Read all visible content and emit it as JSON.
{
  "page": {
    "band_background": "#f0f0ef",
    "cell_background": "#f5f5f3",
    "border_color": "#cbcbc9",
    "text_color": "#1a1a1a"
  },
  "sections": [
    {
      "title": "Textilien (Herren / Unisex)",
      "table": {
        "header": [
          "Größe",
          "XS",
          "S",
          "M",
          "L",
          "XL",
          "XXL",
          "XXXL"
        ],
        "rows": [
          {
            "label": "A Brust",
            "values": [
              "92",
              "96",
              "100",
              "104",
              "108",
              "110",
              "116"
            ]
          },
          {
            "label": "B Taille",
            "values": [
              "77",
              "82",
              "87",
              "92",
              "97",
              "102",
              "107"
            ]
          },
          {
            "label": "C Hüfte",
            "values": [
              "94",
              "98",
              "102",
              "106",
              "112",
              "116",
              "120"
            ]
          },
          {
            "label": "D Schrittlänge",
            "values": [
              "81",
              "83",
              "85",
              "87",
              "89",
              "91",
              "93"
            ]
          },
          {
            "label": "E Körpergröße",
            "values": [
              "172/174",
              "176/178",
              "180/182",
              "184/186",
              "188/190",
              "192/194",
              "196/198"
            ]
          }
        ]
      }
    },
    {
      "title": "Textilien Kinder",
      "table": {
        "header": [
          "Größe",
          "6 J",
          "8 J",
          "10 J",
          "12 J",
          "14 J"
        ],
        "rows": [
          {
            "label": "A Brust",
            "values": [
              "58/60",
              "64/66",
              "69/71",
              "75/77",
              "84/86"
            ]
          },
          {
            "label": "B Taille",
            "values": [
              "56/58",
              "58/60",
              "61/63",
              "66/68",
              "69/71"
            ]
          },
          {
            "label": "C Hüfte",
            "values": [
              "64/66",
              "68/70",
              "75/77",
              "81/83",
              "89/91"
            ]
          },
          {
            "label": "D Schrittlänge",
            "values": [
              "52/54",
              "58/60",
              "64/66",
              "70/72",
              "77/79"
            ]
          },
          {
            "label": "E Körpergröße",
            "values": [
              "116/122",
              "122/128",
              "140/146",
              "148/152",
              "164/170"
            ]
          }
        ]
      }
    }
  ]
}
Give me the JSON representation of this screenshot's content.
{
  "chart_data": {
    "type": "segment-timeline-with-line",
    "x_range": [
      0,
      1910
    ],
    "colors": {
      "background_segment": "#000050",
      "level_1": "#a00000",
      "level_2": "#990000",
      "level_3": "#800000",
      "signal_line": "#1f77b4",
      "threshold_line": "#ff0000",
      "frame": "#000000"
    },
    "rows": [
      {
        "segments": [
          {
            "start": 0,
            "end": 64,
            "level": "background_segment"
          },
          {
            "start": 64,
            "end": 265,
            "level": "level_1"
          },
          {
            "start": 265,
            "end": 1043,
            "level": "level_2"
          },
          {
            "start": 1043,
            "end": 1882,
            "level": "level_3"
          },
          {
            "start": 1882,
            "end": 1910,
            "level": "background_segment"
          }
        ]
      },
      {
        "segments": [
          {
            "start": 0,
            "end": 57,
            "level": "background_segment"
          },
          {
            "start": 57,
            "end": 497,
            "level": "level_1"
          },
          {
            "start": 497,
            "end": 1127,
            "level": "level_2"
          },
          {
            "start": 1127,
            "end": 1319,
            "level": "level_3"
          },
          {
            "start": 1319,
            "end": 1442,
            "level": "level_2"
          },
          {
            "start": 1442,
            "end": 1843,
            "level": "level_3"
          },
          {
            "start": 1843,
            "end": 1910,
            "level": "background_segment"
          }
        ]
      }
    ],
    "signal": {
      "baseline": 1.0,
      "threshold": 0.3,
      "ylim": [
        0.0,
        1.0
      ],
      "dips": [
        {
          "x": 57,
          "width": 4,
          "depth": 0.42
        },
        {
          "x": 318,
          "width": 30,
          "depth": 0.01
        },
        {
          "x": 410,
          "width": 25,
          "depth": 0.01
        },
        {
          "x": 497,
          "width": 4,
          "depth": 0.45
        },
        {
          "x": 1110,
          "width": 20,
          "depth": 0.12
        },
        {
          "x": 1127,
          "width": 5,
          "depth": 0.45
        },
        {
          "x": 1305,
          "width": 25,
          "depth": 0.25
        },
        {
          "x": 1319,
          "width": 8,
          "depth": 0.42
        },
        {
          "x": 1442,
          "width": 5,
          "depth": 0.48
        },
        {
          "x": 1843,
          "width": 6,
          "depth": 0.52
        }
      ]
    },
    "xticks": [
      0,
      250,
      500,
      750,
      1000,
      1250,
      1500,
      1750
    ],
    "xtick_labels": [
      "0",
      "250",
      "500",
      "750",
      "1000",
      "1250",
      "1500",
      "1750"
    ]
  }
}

* * * * *

What to do ->
Write out every record verbatim.

Solution to this exercise ->
Read all visible content and emit it as JSON.
{
  "page": {
    "band_background": "#f0f0ef",
    "cell_background": "#f5f5f3",
    "border_color": "#cbcbc9",
    "text_color": "#1a1a1a"
  },
  "sections": [
    {
      "title": "Textilien (Herren / Unisex)",
      "table": {
        "header": [
          "Größe",
          "XS",
          "S",
          "M",
          "L",
          "XL",
          "XXL",
          "XXXL"
        ],
        "rows": [
          {
            "label": "A Brust",
            "values": [
              "92",
              "96",
              "100",
              "104",
              "108",
              "110",
              "116"
            ]
          },
          {
            "label": "B Taille",
            "values": [
              "77",
              "82",
              "87",
              "92",
              "97",
              "102",
              "107"
            ]
          },
          {
            "label": "C Hüfte",
            "values": [
              "94",
              "98",
              "102",
              "106",
              "112",
              "116",
              "120"
            ]
          },
          {
            "label": "D Schrittlänge",
            "values": [
              "81",
              "83",
              "85",
              "87",
              "89",
              "91",
              "93"
            ]
          },
          {
            "label": "E Körpergröße",
            "values": [
              "172/174",
              "176/178",
              "180/182",
              "184/186",
              "188/190",
              "192/194",
              "196/198"
            ]
          }
        ]
      }
    },
    {
      "title": "Textilien Kinder",
      "table": {
        "header": [
          "Größe",
          "6 J",
          "8 J",
          "10 J",
          "12 J",
          "14 J"
        ],
        "rows": [
          {
            "label": "A Brust",
            "values": [
              "58/60",
              "64/66",
              "69/71",
              "75/77",
              "84/86"
            ]
          },
          {
            "label": "B Taille",
            "values": [
              "56/58",
              "58/60",
              "61/63",
              "66/68",
              "69/71"
            ]
          },
          {
            "label": "C Hüfte",
            "values": [
              "64/66",
              "68/70",
              "75/77",
              "81/83",
              "89/91"
            ]
          },
          {
            "label": "D Schrittlänge",
            "values": [
              "52/54",
              "58/60",
              "64/66",
              "70/72",
              "77/79"
            ]
          },
          {
            "label": "E Körpergröße",
            "values": [
              "116/122",
              "122/128",
              "140/146",
              "148/152",
              "164/170"
            ]
          }
        ]
      }
    }
  ]
}
Give me the JSON representation of this screenshot's content.
{
  "chart_data": {
    "type": "segment-timeline-with-line",
    "x_range": [
      0,
      1910
    ],
    "colors": {
      "background_segment": "#000050",
      "level_1": "#a00000",
      "level_2": "#990000",
      "level_3": "#800000",
      "signal_line": "#1f77b4",
      "threshold_line": "#ff0000",
      "frame": "#000000"
    },
    "rows": [
      {
        "segments": [
          {
            "start": 0,
            "end": 64,
            "level": "background_segment"
          },
          {
            "start": 64,
            "end": 265,
            "level": "level_1"
          },
          {
            "start": 265,
            "end": 1043,
            "level": "level_2"
          },
          {
            "start": 1043,
            "end": 1882,
            "level": "level_3"
          },
          {
            "start": 1882,
            "end": 1910,
            "level": "background_segment"
          }
        ]
      },
      {
        "segments": [
          {
            "start": 0,
            "end": 57,
            "level": "background_segment"
          },
          {
            "start": 57,
            "end": 497,
            "level": "level_1"
          },
          {
            "start": 497,
            "end": 1127,
            "level": "level_2"
          },
          {
            "start": 1127,
            "end": 1319,
            "level": "level_3"
          },
          {
            "start": 1319,
            "end": 1442,
            "level": "level_2"
          },
          {
            "start": 1442,
            "end": 1843,
            "level": "level_3"
          },
          {
            "start": 1843,
            "end": 1910,
            "level": "background_segment"
          }
        ]
      }
    ],
    "signal": {
      "baseline": 1.0,
      "threshold": 0.3,
      "ylim": [
        0.0,
        1.0
      ],
      "dips": [
        {
          "x": 57,
          "width": 4,
          "depth": 0.42
        },
        {
          "x": 318,
          "width": 30,
          "depth": 0.01
        },
        {
          "x": 410,
          "width": 25,
          "depth": 0.01
        },
        {
          "x": 497,
          "width": 4,
          "depth": 0.45
        },
        {
          "x": 1110,
          "width": 20,
          "depth": 0.12
        },
        {
          "x": 1127,
          "width": 5,
          "depth": 0.45
        },
        {
          "x": 1305,
          "width": 25,
          "depth": 0.25
        },
        {
          "x": 1319,
          "width": 8,
          "depth": 0.42
        },
        {
          "x": 1442,
          "width": 5,
          "depth": 0.48
        },
        {
          "x": 1843,
          "width": 6,
          "depth": 0.52
        }
      ]
    },
    "xticks": [
      0,
      250,
      500,
      750,
      1000,
      1250,
      1500,
      1750
    ],
    "xtick_labels": [
      "0",
      "250",
      "500",
      "750",
      "1000",
      "1250",
      "1500",
      "1750"
    ]
  }
}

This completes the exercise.